**Work to complete**
Report every line from the material that contains the word "azarijahromi".
▽
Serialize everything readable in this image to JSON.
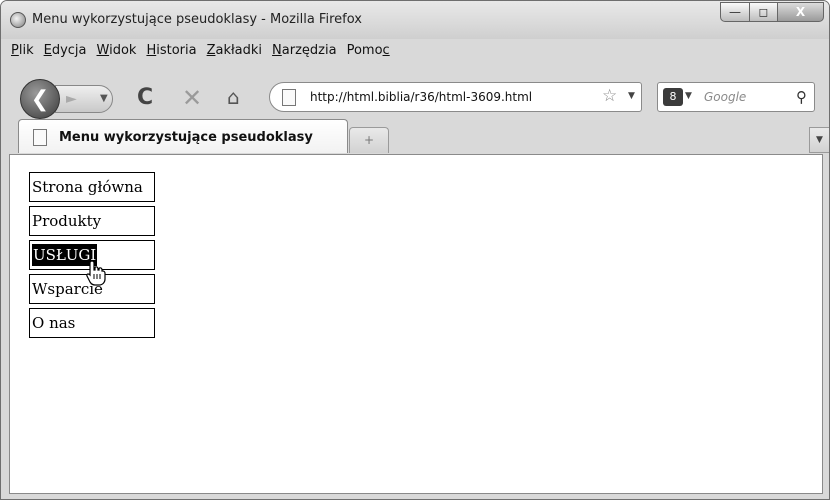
{
  "window": {
    "title": "Menu wykorzystujące pseudoklasy - Mozilla Firefox"
  },
  "menubar": {
    "items": [
      {
        "mnemonic": "P",
        "rest": "lik"
      },
      {
        "mnemonic": "E",
        "rest": "dycja"
      },
      {
        "mnemonic": "W",
        "rest": "idok"
      },
      {
        "mnemonic": "H",
        "rest": "istoria"
      },
      {
        "mnemonic": "Z",
        "rest": "akładki"
      },
      {
        "mnemonic": "N",
        "rest": "arzędzia"
      },
      {
        "prefix": "Pomo",
        "mnemonic": "c",
        "rest": ""
      }
    ]
  },
  "toolbar": {
    "url": "http://html.biblia/r36/html-3609.html",
    "search_placeholder": "Google"
  },
  "tab": {
    "label": "Menu wykorzystujące pseudoklasy",
    "new_tab_symbol": "+"
  },
  "content": {
    "menu": [
      {
        "label": "Strona główna",
        "hover": false
      },
      {
        "label": "Produkty",
        "hover": false
      },
      {
        "label": "USŁUGI",
        "hover": true
      },
      {
        "label": "Wsparcie",
        "hover": false
      },
      {
        "label": "O nas",
        "hover": false
      }
    ]
  },
  "icons": {
    "app": "firefox-icon",
    "back": "back-arrow-icon",
    "forward": "forward-arrow-icon",
    "reload": "reload-icon",
    "stop": "stop-icon",
    "home": "home-icon",
    "bookmark": "star-icon",
    "search_engine": "google-icon",
    "search": "magnify-icon",
    "cursor": "hand-cursor-icon"
  }
}
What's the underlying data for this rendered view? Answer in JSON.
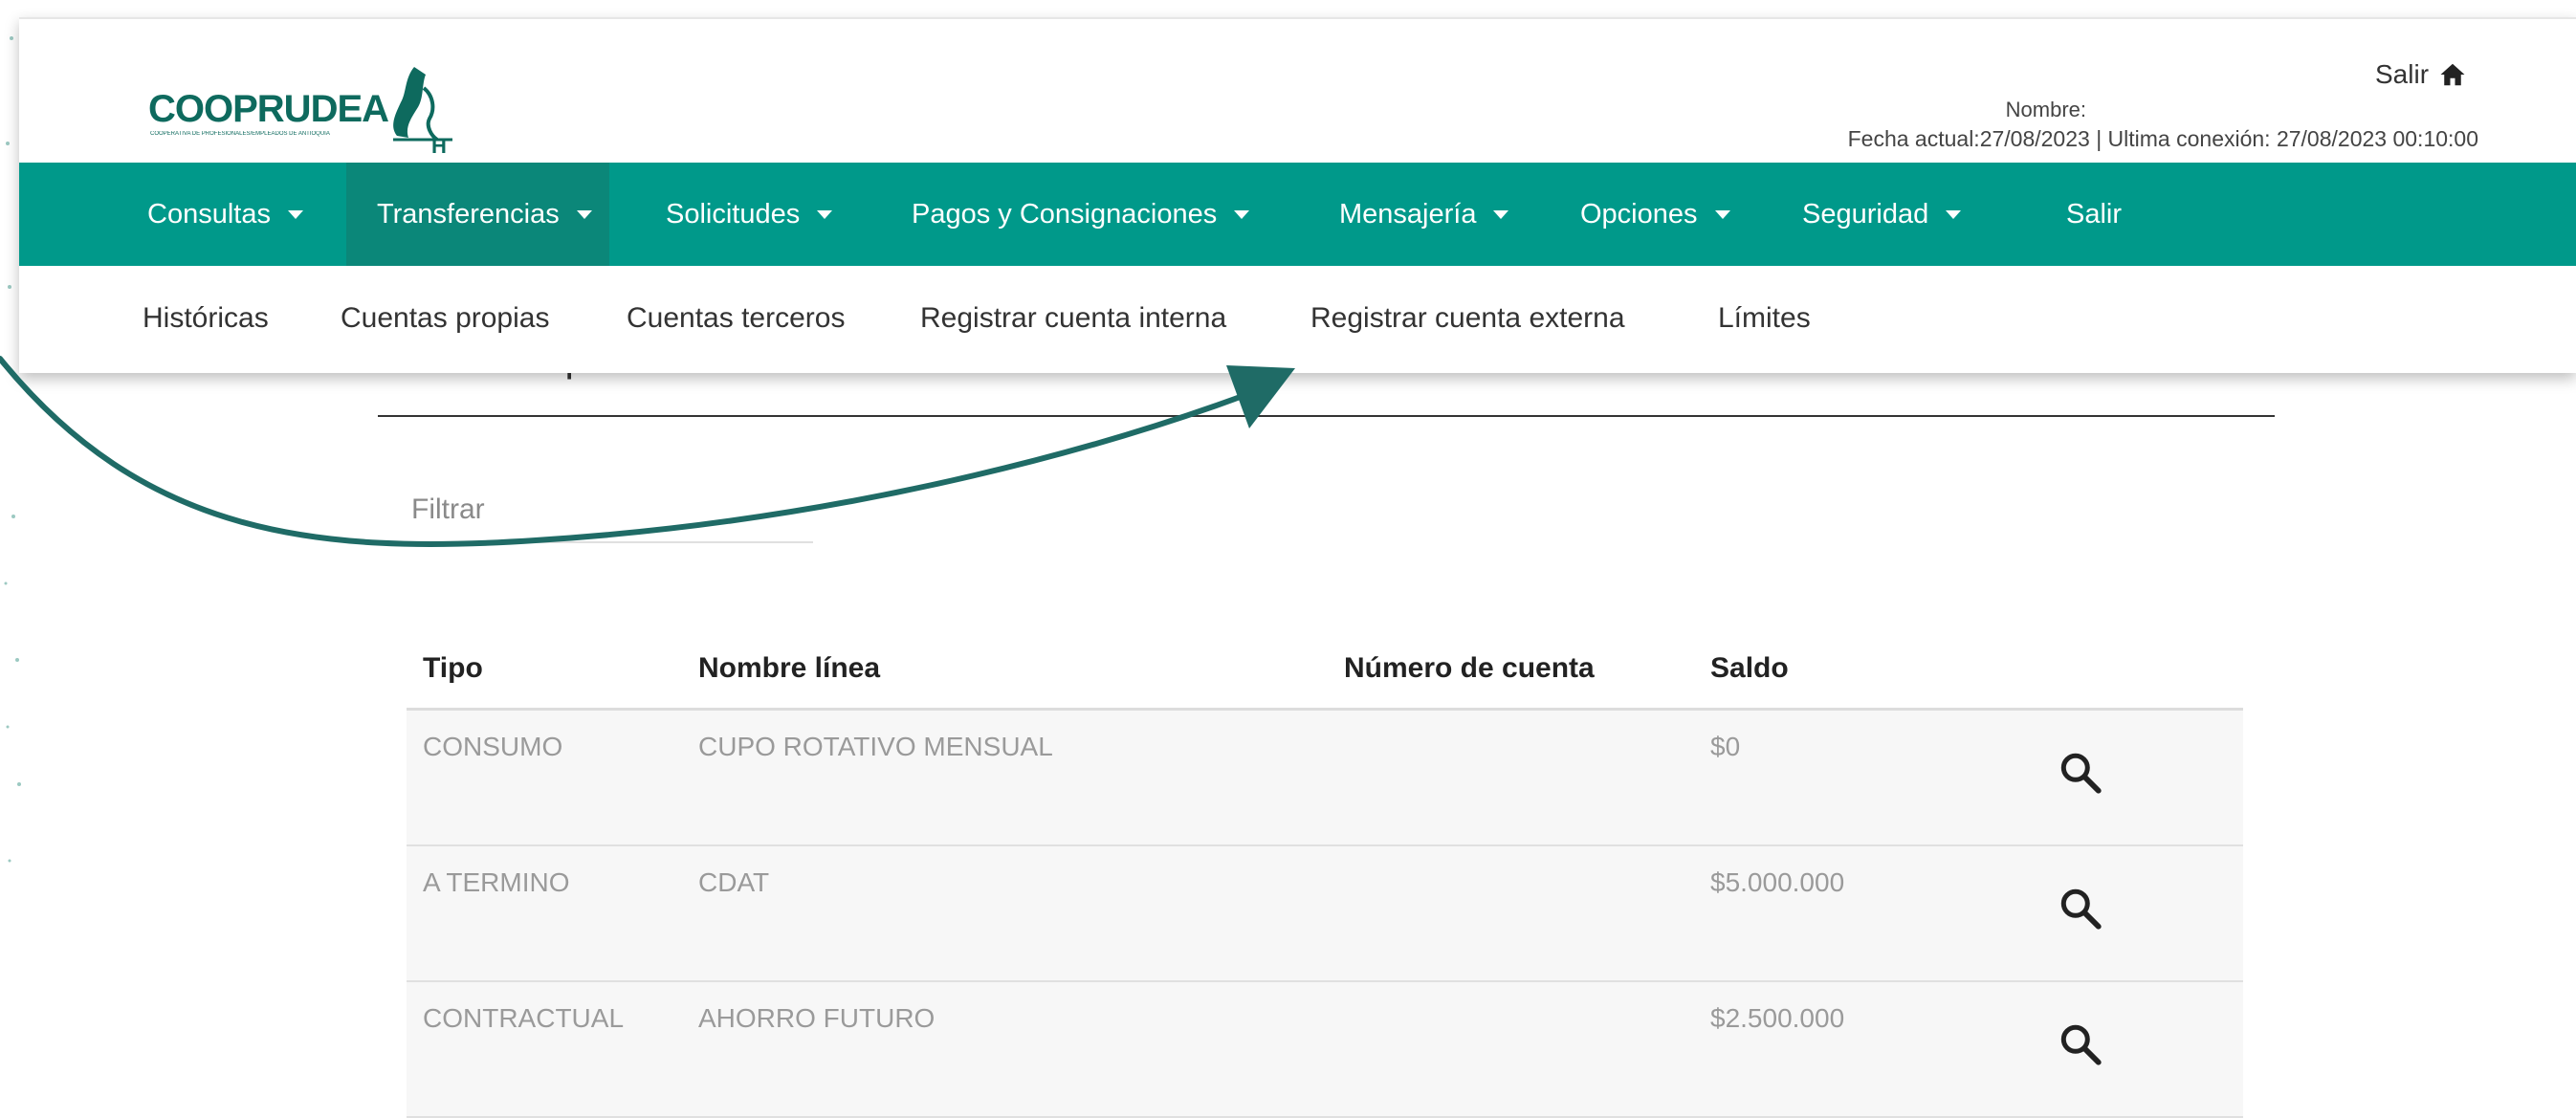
{
  "brand": {
    "name": "COOPRUDEA",
    "tagline": "COOPERATIVA DE PROFESIONALES/EMPLEADOS DE ANTIOQUIA"
  },
  "header": {
    "exit_label": "Salir",
    "name_label": "Nombre:",
    "date_line": "Fecha actual:27/08/2023 | Ultima conexión: 27/08/2023 00:10:00"
  },
  "nav": {
    "items": [
      {
        "label": "Consultas",
        "caret": true
      },
      {
        "label": "Transferencias",
        "caret": true,
        "active": true
      },
      {
        "label": "Solicitudes",
        "caret": true
      },
      {
        "label": "Pagos y Consignaciones",
        "caret": true
      },
      {
        "label": "Mensajería",
        "caret": true
      },
      {
        "label": "Opciones",
        "caret": true
      },
      {
        "label": "Seguridad",
        "caret": true
      },
      {
        "label": "Salir",
        "caret": false
      }
    ]
  },
  "subnav": {
    "items": [
      "Históricas",
      "Cuentas propias",
      "Cuentas terceros",
      "Registrar cuenta interna",
      "Registrar cuenta externa",
      "Límites"
    ]
  },
  "content": {
    "section_title": "Saldos de productos",
    "filter_placeholder": "Filtrar",
    "table": {
      "headers": [
        "Tipo",
        "Nombre línea",
        "Número de cuenta",
        "Saldo"
      ],
      "rows": [
        {
          "tipo": "CONSUMO",
          "nombre": "CUPO ROTATIVO MENSUAL",
          "numero": "",
          "saldo": "$0"
        },
        {
          "tipo": "A TERMINO",
          "nombre": "CDAT",
          "numero": "",
          "saldo": "$5.000.000"
        },
        {
          "tipo": "CONTRACTUAL",
          "nombre": "AHORRO FUTURO",
          "numero": "",
          "saldo": "$2.500.000"
        }
      ]
    }
  },
  "colors": {
    "nav_bg": "#00998a",
    "nav_active": "#0b8779",
    "brand": "#0e6a5e",
    "arrow": "#1f6b66"
  },
  "icons": [
    "home-icon",
    "search-icon",
    "caret-down-icon",
    "curved-arrow-icon"
  ]
}
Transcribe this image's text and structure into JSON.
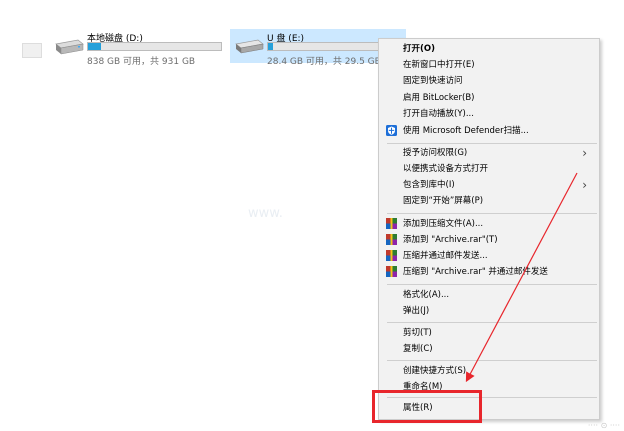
{
  "drives": [
    {
      "name": "本地磁盘 (D:)",
      "size_text": "838 GB 可用，共 931 GB",
      "used_fraction": 0.1
    },
    {
      "name": "U 盘 (E:)",
      "size_text": "28.4 GB 可用，共 29.5 GB",
      "used_fraction": 0.04
    }
  ],
  "context_menu": {
    "items": [
      {
        "label": "打开(O)",
        "bold": true
      },
      {
        "label": "在新窗口中打开(E)"
      },
      {
        "label": "固定到快速访问"
      },
      {
        "label": "启用 BitLocker(B)"
      },
      {
        "label": "打开自动播放(Y)..."
      },
      {
        "label": "使用 Microsoft Defender扫描...",
        "icon": "defender-shield-icon"
      },
      {
        "label": "授予访问权限(G)",
        "submenu": true
      },
      {
        "label": "以便携式设备方式打开"
      },
      {
        "label": "包含到库中(I)",
        "submenu": true
      },
      {
        "label": "固定到“开始”屏幕(P)"
      },
      {
        "label": "添加到压缩文件(A)...",
        "icon": "winrar-icon"
      },
      {
        "label": "添加到 \"Archive.rar\"(T)",
        "icon": "winrar-icon"
      },
      {
        "label": "压缩并通过邮件发送...",
        "icon": "winrar-icon"
      },
      {
        "label": "压缩到 \"Archive.rar\" 并通过邮件发送",
        "icon": "winrar-icon"
      },
      {
        "label": "格式化(A)..."
      },
      {
        "label": "弹出(J)"
      },
      {
        "label": "剪切(T)"
      },
      {
        "label": "复制(C)"
      },
      {
        "label": "创建快捷方式(S)"
      },
      {
        "label": "重命名(M)"
      },
      {
        "label": "属性(R)"
      }
    ]
  },
  "colors": {
    "highlight": "#e8262c",
    "selection": "#cce8ff",
    "bar_fill": "#26a0da"
  },
  "annotation_arrow": {
    "color": "#e8262c",
    "target": "属性(R)"
  }
}
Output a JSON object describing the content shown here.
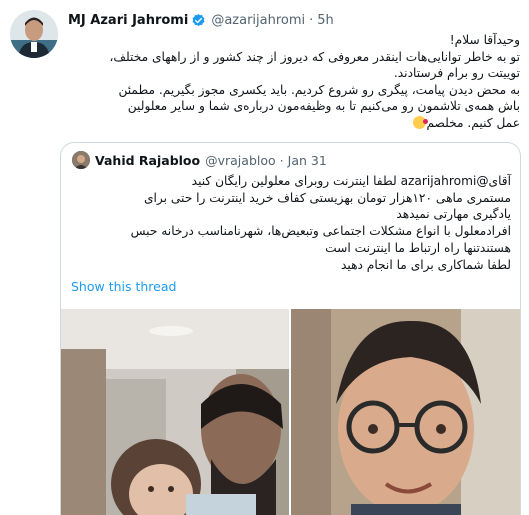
{
  "author": {
    "name": "MJ Azari Jahromi",
    "handle": "@azarijahromi",
    "separator": "·",
    "time": "5h"
  },
  "tweet": {
    "lines": [
      "وحیدآقا سلام!",
      "تو به خاطر توانایی‌هات اینقدر معروفی که دیروز از چند کشور و از راههای مختلف،",
      "تویيتت رو برام فرستادند.",
      "به محض دیدن پیامت، پیگری رو شروع کردیم. باید یکسری مجوز بگیریم. مطمئن",
      "باش همه‌ی تلاشمون رو می‌کنیم تا به وظیفه‌مون درباره‌ی شما و سایر معلولین",
      "عمل کنیم. مخلصم"
    ]
  },
  "quote": {
    "name": "Vahid Rajabloo",
    "handle": "@vrajabloo",
    "separator": "·",
    "date": "Jan 31",
    "mention": "@azarijahromi",
    "line1_prefix": "آقای",
    "line1_rest": "لطفا اینترنت روبرای معلولین رایگان کنید",
    "lines": [
      "مستمری ماهی ۱۲۰هزار تومان بهزیستی کفاف خرید اینترنت را حتی برای",
      "یادگیری مهارتی نمیدهد",
      "افرادمعلول با انواع مشکلات اجتماعی وتبعیض‌ها، شهرنامناسب درخانه حبس",
      "هستندتنها راه ارتباط ما اینترنت است",
      "لطفا شماکاری برای ما انجام دهید"
    ],
    "show_thread": "Show this thread"
  },
  "colors": {
    "link": "#1d9bf0",
    "verified": "#1d9bf0",
    "secondary_text": "#536471",
    "border": "#cfd9de"
  },
  "icons": {
    "verified": "verified-badge-icon",
    "emoji": "kiss-face-emoji-icon"
  }
}
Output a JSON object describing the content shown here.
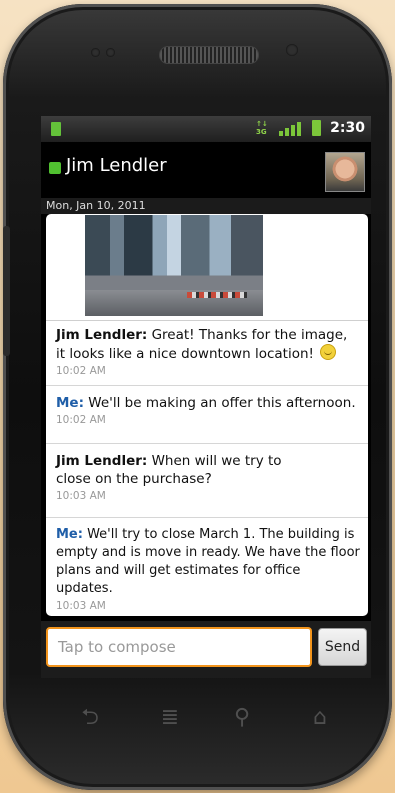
{
  "status_bar": {
    "network": "3G",
    "time": "2:30"
  },
  "header": {
    "contact_name": "Jim Lendler"
  },
  "conversation": {
    "date": "Mon, Jan 10, 2011",
    "messages": [
      {
        "sender": "Jim Lendler:",
        "text": " Great! Thanks for the image, it looks like a nice downtown location!",
        "time": "10:02 AM"
      },
      {
        "sender": "Me:",
        "text": " We'll be making an offer this afternoon.",
        "time": "10:02 AM"
      },
      {
        "sender": "Jim Lendler:",
        "text": " When will we try to close on the purchase?",
        "time": "10:03 AM"
      },
      {
        "sender": "Me:",
        "text": " We'll try to close March 1. The building is empty and is move in ready. We have the floor plans and will get estimates for office updates.",
        "time": "10:03 AM"
      }
    ]
  },
  "compose": {
    "placeholder": "Tap to compose",
    "send_label": "Send"
  },
  "nav_keys": {
    "back_glyph": "⮌",
    "menu_glyph": "≣",
    "search_glyph": "⚲",
    "home_glyph": "⌂"
  },
  "colors": {
    "accent": "#f2941c",
    "presence": "#50c030",
    "me_sender": "#1f5ea8"
  }
}
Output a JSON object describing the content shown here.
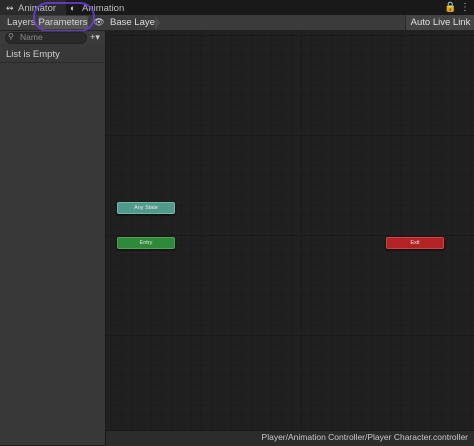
{
  "tabs": [
    {
      "label": "Animator",
      "icon": "animator-icon",
      "active": true
    },
    {
      "label": "Animation",
      "icon": "animation-icon",
      "active": false
    }
  ],
  "window_buttons": {
    "lock": "lock-icon",
    "menu": "more-options-icon"
  },
  "toolbar": {
    "layers_label": "Layers",
    "parameters_label": "Parameters",
    "breadcrumb_label": "Base Layer",
    "auto_live_link_label": "Auto Live Link"
  },
  "parameters_panel": {
    "search_placeholder": "Name",
    "empty_label": "List is Empty"
  },
  "graph": {
    "nodes": [
      {
        "label": "Any State",
        "color": "#4f9a8d"
      },
      {
        "label": "Entry",
        "color": "#2e8a3a"
      },
      {
        "label": "Exit",
        "color": "#b52424"
      }
    ]
  },
  "status": {
    "path": "Player/Animation Controller/Player Character.controller"
  },
  "colors": {
    "annotation": "#6a3bd1"
  }
}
△
**Correct response**
    "handle": "@azarijahromi",
    "mention": "@azarijahromi",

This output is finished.